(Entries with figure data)
§ §

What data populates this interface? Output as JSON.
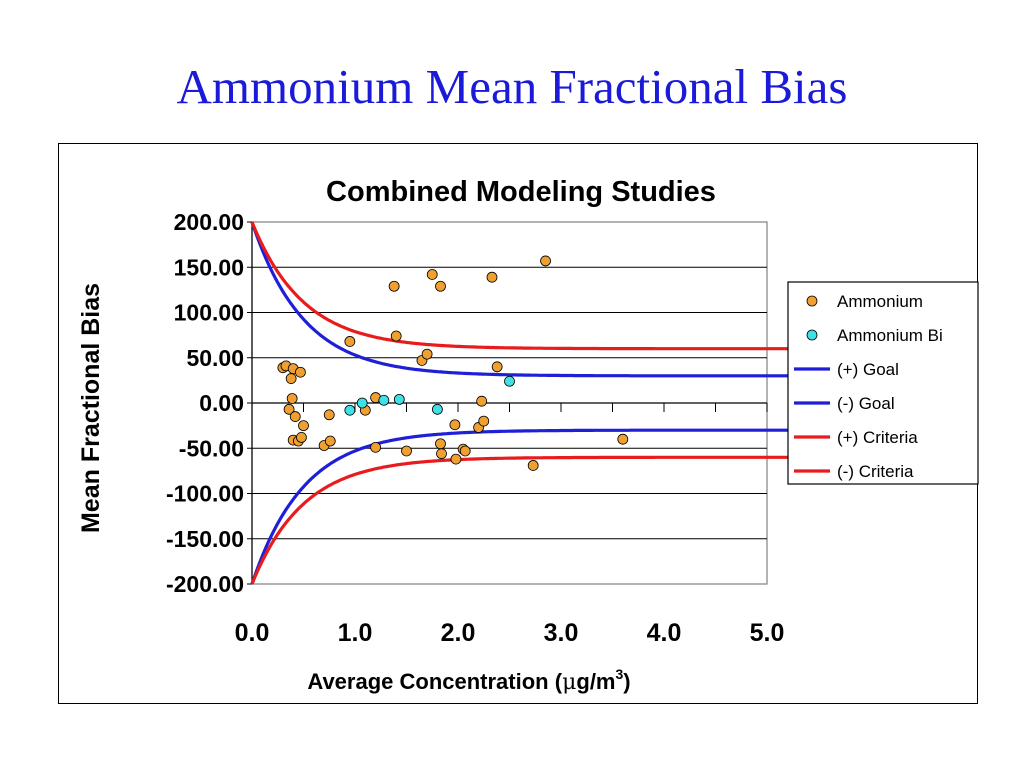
{
  "slide": {
    "title": "Ammonium Mean Fractional Bias"
  },
  "chart_data": {
    "type": "scatter",
    "title": "Combined Modeling Studies",
    "xlabel_main": "Average Concentration (",
    "xlabel_mu": "μ",
    "xlabel_unit": "g/m",
    "xlabel_sup": "3",
    "xlabel_close": ")",
    "ylabel": "Mean Fractional Bias",
    "xlim": [
      0,
      5
    ],
    "ylim": [
      -200,
      200
    ],
    "x_ticks": [
      "0.0",
      "1.0",
      "2.0",
      "3.0",
      "4.0",
      "5.0"
    ],
    "y_ticks": [
      "200.00",
      "150.00",
      "100.00",
      "50.00",
      "0.00",
      "-50.00",
      "-100.00",
      "-150.00",
      "-200.00"
    ],
    "horizontal_grid": true,
    "legend_position": "right",
    "legend": [
      {
        "label": "Ammonium",
        "kind": "marker",
        "color": "#f0a030"
      },
      {
        "label": "Ammonium Bi",
        "kind": "marker",
        "color": "#40e0e8"
      },
      {
        "label": "(+) Goal",
        "kind": "line",
        "color": "#1f1fd8"
      },
      {
        "label": "(-) Goal",
        "kind": "line",
        "color": "#1f1fd8"
      },
      {
        "label": "(+) Criteria",
        "kind": "line",
        "color": "#e81c1c"
      },
      {
        "label": "(-) Criteria",
        "kind": "line",
        "color": "#e81c1c"
      }
    ],
    "series": [
      {
        "name": "Ammonium",
        "color": "#f0a030",
        "points": [
          [
            0.3,
            39
          ],
          [
            0.33,
            41
          ],
          [
            0.36,
            -7
          ],
          [
            0.38,
            27
          ],
          [
            0.39,
            5
          ],
          [
            0.4,
            38
          ],
          [
            0.4,
            -41
          ],
          [
            0.42,
            -15
          ],
          [
            0.45,
            -42
          ],
          [
            0.47,
            34
          ],
          [
            0.48,
            -38
          ],
          [
            0.5,
            -25
          ],
          [
            0.7,
            -47
          ],
          [
            0.75,
            -13
          ],
          [
            0.76,
            -42
          ],
          [
            0.95,
            68
          ],
          [
            1.1,
            -8
          ],
          [
            1.2,
            6
          ],
          [
            1.2,
            -49
          ],
          [
            1.38,
            129
          ],
          [
            1.4,
            74
          ],
          [
            1.5,
            -53
          ],
          [
            1.65,
            47
          ],
          [
            1.7,
            54
          ],
          [
            1.75,
            142
          ],
          [
            1.83,
            129
          ],
          [
            1.83,
            -45
          ],
          [
            1.84,
            -56
          ],
          [
            1.97,
            -24
          ],
          [
            1.98,
            -62
          ],
          [
            2.05,
            -51
          ],
          [
            2.07,
            -53
          ],
          [
            2.2,
            -27
          ],
          [
            2.23,
            2
          ],
          [
            2.25,
            -20
          ],
          [
            2.33,
            139
          ],
          [
            2.38,
            40
          ],
          [
            2.73,
            -69
          ],
          [
            2.85,
            157
          ],
          [
            3.6,
            -40
          ]
        ]
      },
      {
        "name": "Ammonium Bi",
        "color": "#40e0e8",
        "points": [
          [
            0.95,
            -8
          ],
          [
            1.07,
            0
          ],
          [
            1.28,
            3
          ],
          [
            1.43,
            4
          ],
          [
            1.8,
            -7
          ],
          [
            2.5,
            24
          ]
        ]
      },
      {
        "name": "(+) Goal",
        "color": "#1f1fd8",
        "kind": "curve",
        "formula": "30 + 170*exp(-x/0.5)",
        "x_range": [
          0,
          5
        ]
      },
      {
        "name": "(-) Goal",
        "color": "#1f1fd8",
        "kind": "curve",
        "formula": "-(30 + 170*exp(-x/0.5))",
        "x_range": [
          0,
          5
        ]
      },
      {
        "name": "(+) Criteria",
        "color": "#e81c1c",
        "kind": "curve",
        "formula": "60 + 140*exp(-x/0.5)",
        "x_range": [
          0,
          5
        ]
      },
      {
        "name": "(-) Criteria",
        "color": "#e81c1c",
        "kind": "curve",
        "formula": "-(60 + 140*exp(-x/0.5))",
        "x_range": [
          0,
          5
        ]
      }
    ]
  }
}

§ §

**Problem to solve:**
From the listing above, copy all lines holding the word "title".

**Exercise output:**
    "title": "Ammonium Mean Fractional Bias"
    "title": "Combined Modeling Studies",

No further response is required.